* Start MATERIAL PROVIDED *
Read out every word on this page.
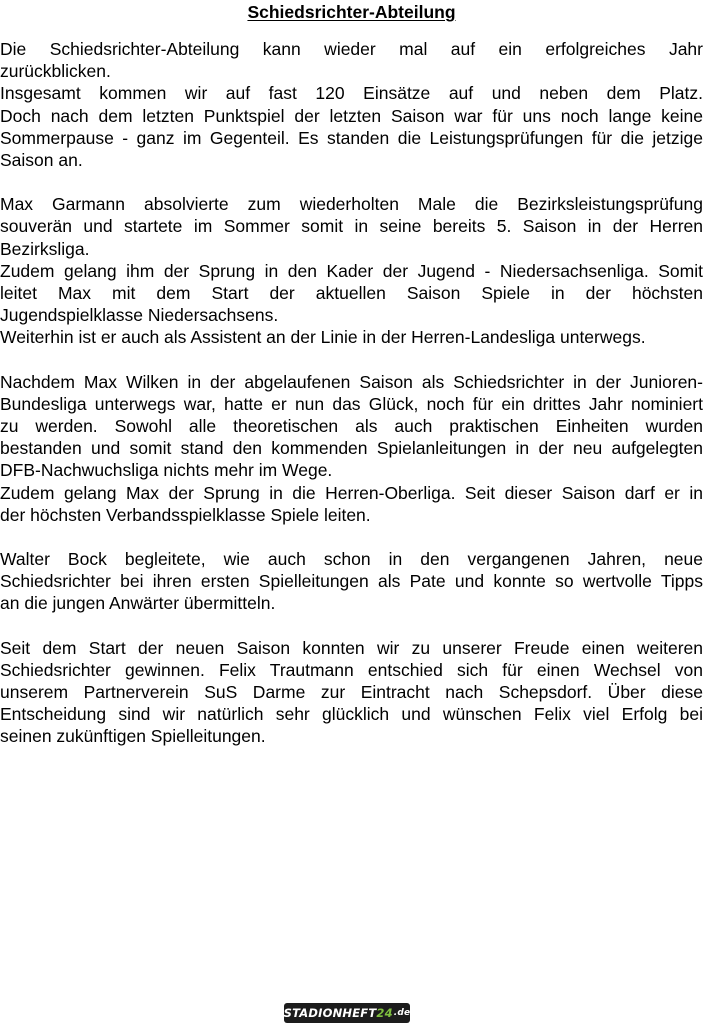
Schiedsrichter-Abteilung
Die Schiedsrichter-Abteilung kann wieder mal auf ein erfolgreiches Jahr
zurückblicken.
Insgesamt kommen wir auf fast 120 Einsätze auf und neben dem Platz.
Doch nach dem letzten Punktspiel der letzten Saison war für uns noch lange keine
Sommerpause - ganz im Gegenteil. Es standen die Leistungsprüfungen für die jetzige
Saison an.
Max Garmann absolvierte zum wiederholten Male die Bezirksleistungsprüfung
souverän und startete im Sommer somit in seine bereits 5. Saison in der Herren
Bezirksliga.
Zudem gelang ihm der Sprung in den Kader der Jugend - Niedersachsenliga. Somit
leitet Max mit dem Start der aktuellen Saison Spiele in der höchsten
Jugendspielklasse Niedersachsens.
Weiterhin ist er auch als Assistent an der Linie in der Herren-Landesliga unterwegs.
Nachdem Max Wilken in der abgelaufenen Saison als Schiedsrichter in der Junioren-
Bundesliga unterwegs war, hatte er nun das Glück, noch für ein drittes Jahr nominiert
zu werden. Sowohl alle theoretischen als auch praktischen Einheiten wurden
bestanden und somit stand den kommenden Spielanleitungen in der neu aufgelegten
DFB-Nachwuchsliga nichts mehr im Wege.
Zudem gelang Max der Sprung in die Herren-Oberliga. Seit dieser Saison darf er in
der höchsten Verbandsspielklasse Spiele leiten.
Walter Bock begleitete, wie auch schon in den vergangenen Jahren, neue
Schiedsrichter bei ihren ersten Spielleitungen als Pate und konnte so wertvolle Tipps
an die jungen Anwärter übermitteln.
Seit dem Start der neuen Saison konnten wir zu unserer Freude einen weiteren
Schiedsrichter gewinnen. Felix Trautmann entschied sich für einen Wechsel von
unserem Partnerverein SuS Darme zur Eintracht nach Schepsdorf. Über diese
Entscheidung sind wir natürlich sehr glücklich und wünschen Felix viel Erfolg bei
seinen zukünftigen Spielleitungen.
STADIONHEFT 24 .de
* End MATERIAL PROVIDED *
(STATED EXERCISE): Lines that include the word "Spiele" — how many are there in the data? Answer with the number alone.

(TASK SOLUTION): 2